> _TASK REQUIREMENTS_
Go through the records and extract every line with the word "Modifica".

> _GIVEN RECORDS_
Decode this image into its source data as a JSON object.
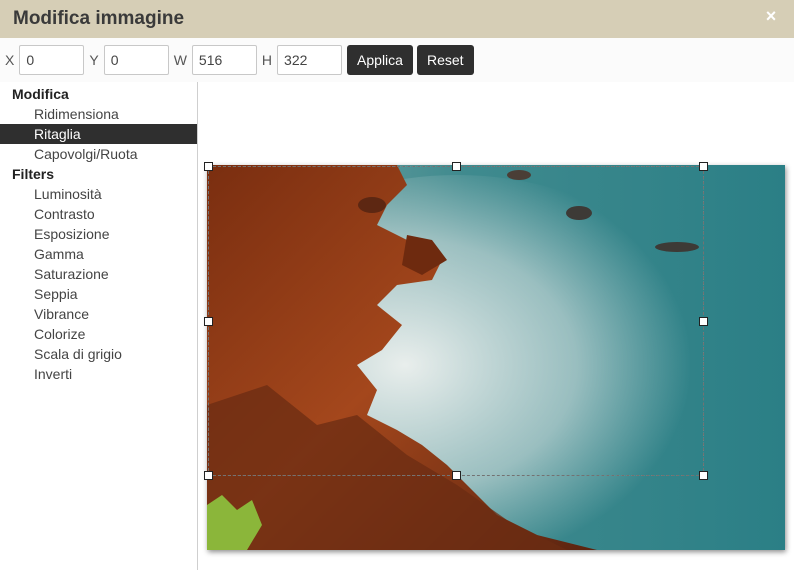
{
  "dialog": {
    "title": "Modifica immagine",
    "close_glyph": "×"
  },
  "toolbar": {
    "x_label": "X",
    "x_value": "0",
    "y_label": "Y",
    "y_value": "0",
    "w_label": "W",
    "w_value": "516",
    "h_label": "H",
    "h_value": "322",
    "apply_label": "Applica",
    "reset_label": "Reset"
  },
  "sidebar": {
    "sections": [
      {
        "title": "Modifica",
        "items": [
          {
            "label": "Ridimensiona",
            "active": false
          },
          {
            "label": "Ritaglia",
            "active": true
          },
          {
            "label": "Capovolgi/Ruota",
            "active": false
          }
        ]
      },
      {
        "title": "Filters",
        "items": [
          {
            "label": "Luminosità",
            "active": false
          },
          {
            "label": "Contrasto",
            "active": false
          },
          {
            "label": "Esposizione",
            "active": false
          },
          {
            "label": "Gamma",
            "active": false
          },
          {
            "label": "Saturazione",
            "active": false
          },
          {
            "label": "Seppia",
            "active": false
          },
          {
            "label": "Vibrance",
            "active": false
          },
          {
            "label": "Colorize",
            "active": false
          },
          {
            "label": "Scala di grigio",
            "active": false
          },
          {
            "label": "Inverti",
            "active": false
          }
        ]
      }
    ]
  },
  "colors": {
    "titlebar_bg": "#d6ceb6",
    "button_bg": "#2f2f2f",
    "active_item_bg": "#2f2f2f",
    "rock": "#8a3a16",
    "sea": "#3f8a8e",
    "mist": "#cfe0e0"
  }
}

> _TASK OUTPUT_
    "title": "Modifica immagine",
        "title": "Modifica",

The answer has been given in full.